[Records about charts and figures]
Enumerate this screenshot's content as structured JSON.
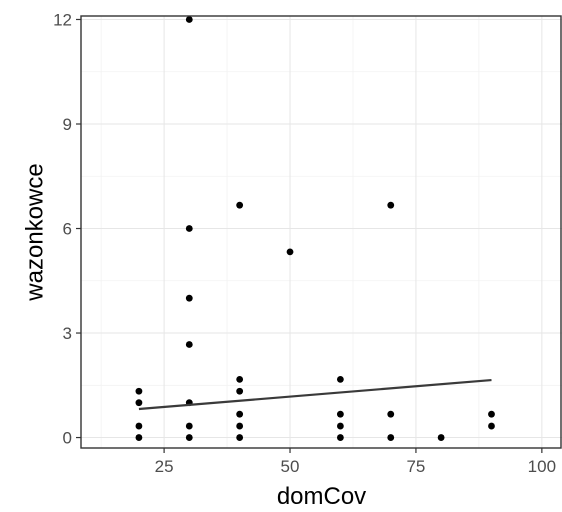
{
  "chart_data": {
    "type": "scatter",
    "xlabel": "domCov",
    "ylabel": "wazonkowce",
    "xlim": [
      8.5,
      104
    ],
    "ylim": [
      -0.3,
      12.1
    ],
    "x_ticks": [
      25,
      50,
      75,
      100
    ],
    "y_ticks": [
      0,
      3,
      6,
      9,
      12
    ],
    "grid": true,
    "legend": "none",
    "points": [
      {
        "x": 20,
        "y": 1.33
      },
      {
        "x": 20,
        "y": 1.0
      },
      {
        "x": 20,
        "y": 0.33
      },
      {
        "x": 20,
        "y": 0.0
      },
      {
        "x": 30,
        "y": 12.0
      },
      {
        "x": 30,
        "y": 6.0
      },
      {
        "x": 30,
        "y": 4.0
      },
      {
        "x": 30,
        "y": 2.67
      },
      {
        "x": 30,
        "y": 1.0
      },
      {
        "x": 30,
        "y": 0.33
      },
      {
        "x": 30,
        "y": 0.0
      },
      {
        "x": 40,
        "y": 6.67
      },
      {
        "x": 40,
        "y": 1.67
      },
      {
        "x": 40,
        "y": 1.33
      },
      {
        "x": 40,
        "y": 0.67
      },
      {
        "x": 40,
        "y": 0.33
      },
      {
        "x": 40,
        "y": 0.0
      },
      {
        "x": 50,
        "y": 5.33
      },
      {
        "x": 60,
        "y": 1.67
      },
      {
        "x": 60,
        "y": 0.67
      },
      {
        "x": 60,
        "y": 0.33
      },
      {
        "x": 60,
        "y": 0.0
      },
      {
        "x": 70,
        "y": 6.67
      },
      {
        "x": 70,
        "y": 0.67
      },
      {
        "x": 70,
        "y": 0.0
      },
      {
        "x": 80,
        "y": 0.0
      },
      {
        "x": 90,
        "y": 0.67
      },
      {
        "x": 90,
        "y": 0.33
      }
    ],
    "trend_line": {
      "x": [
        20,
        90
      ],
      "y": [
        0.82,
        1.65
      ]
    }
  }
}
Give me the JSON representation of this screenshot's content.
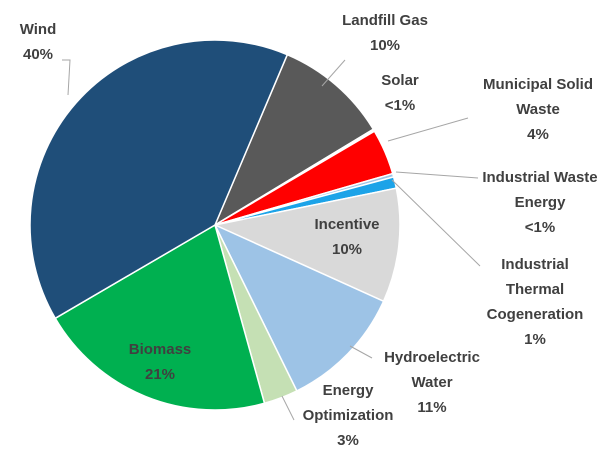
{
  "chart_data": {
    "type": "pie",
    "categories": [
      "Wind",
      "Landfill Gas",
      "Solar",
      "Municipal Solid Waste",
      "Industrial Waste Energy",
      "Industrial Thermal Cogeneration",
      "Incentive",
      "Hydroelectric Water",
      "Energy Optimization",
      "Biomass"
    ],
    "values": [
      40,
      10,
      0.2,
      4,
      0.3,
      1,
      10,
      11,
      3,
      21
    ],
    "value_labels": [
      "40%",
      "10%",
      "<1%",
      "4%",
      "<1%",
      "1%",
      "10%",
      "11%",
      "3%",
      "21%"
    ],
    "colors": [
      "#1f4e79",
      "#595959",
      "#ffffff",
      "#ff0000",
      "#9dc3e6",
      "#1ca3e8",
      "#d9d9d9",
      "#9dc3e6",
      "#c5e0b4",
      "#00b050"
    ]
  }
}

▶ **DIRECTIONS FOR THIS TASK**: Pictures are to be left out; all else in the entries above is to be quoted exactly.

▶ **RESULT OF THE EXERCISE**:
Enumerate this screenshot's content as structured JSON.
{
  "chart_data": {
    "type": "scatter",
    "xlabel": "domCov",
    "ylabel": "wazonkowce",
    "xlim": [
      8.5,
      104
    ],
    "ylim": [
      -0.3,
      12.1
    ],
    "x_ticks": [
      25,
      50,
      75,
      100
    ],
    "y_ticks": [
      0,
      3,
      6,
      9,
      12
    ],
    "grid": true,
    "legend": "none",
    "points": [
      {
        "x": 20,
        "y": 1.33
      },
      {
        "x": 20,
        "y": 1.0
      },
      {
        "x": 20,
        "y": 0.33
      },
      {
        "x": 20,
        "y": 0.0
      },
      {
        "x": 30,
        "y": 12.0
      },
      {
        "x": 30,
        "y": 6.0
      },
      {
        "x": 30,
        "y": 4.0
      },
      {
        "x": 30,
        "y": 2.67
      },
      {
        "x": 30,
        "y": 1.0
      },
      {
        "x": 30,
        "y": 0.33
      },
      {
        "x": 30,
        "y": 0.0
      },
      {
        "x": 40,
        "y": 6.67
      },
      {
        "x": 40,
        "y": 1.67
      },
      {
        "x": 40,
        "y": 1.33
      },
      {
        "x": 40,
        "y": 0.67
      },
      {
        "x": 40,
        "y": 0.33
      },
      {
        "x": 40,
        "y": 0.0
      },
      {
        "x": 50,
        "y": 5.33
      },
      {
        "x": 60,
        "y": 1.67
      },
      {
        "x": 60,
        "y": 0.67
      },
      {
        "x": 60,
        "y": 0.33
      },
      {
        "x": 60,
        "y": 0.0
      },
      {
        "x": 70,
        "y": 6.67
      },
      {
        "x": 70,
        "y": 0.67
      },
      {
        "x": 70,
        "y": 0.0
      },
      {
        "x": 80,
        "y": 0.0
      },
      {
        "x": 90,
        "y": 0.67
      },
      {
        "x": 90,
        "y": 0.33
      }
    ],
    "trend_line": {
      "x": [
        20,
        90
      ],
      "y": [
        0.82,
        1.65
      ]
    }
  }
}
Give me the JSON representation of this screenshot's content.
{
  "chart_data": {
    "type": "pie",
    "categories": [
      "Wind",
      "Landfill Gas",
      "Solar",
      "Municipal Solid Waste",
      "Industrial Waste Energy",
      "Industrial Thermal Cogeneration",
      "Incentive",
      "Hydroelectric Water",
      "Energy Optimization",
      "Biomass"
    ],
    "values": [
      40,
      10,
      0.2,
      4,
      0.3,
      1,
      10,
      11,
      3,
      21
    ],
    "value_labels": [
      "40%",
      "10%",
      "<1%",
      "4%",
      "<1%",
      "1%",
      "10%",
      "11%",
      "3%",
      "21%"
    ],
    "colors": [
      "#1f4e79",
      "#595959",
      "#ffffff",
      "#ff0000",
      "#9dc3e6",
      "#1ca3e8",
      "#d9d9d9",
      "#9dc3e6",
      "#c5e0b4",
      "#00b050"
    ]
  }
}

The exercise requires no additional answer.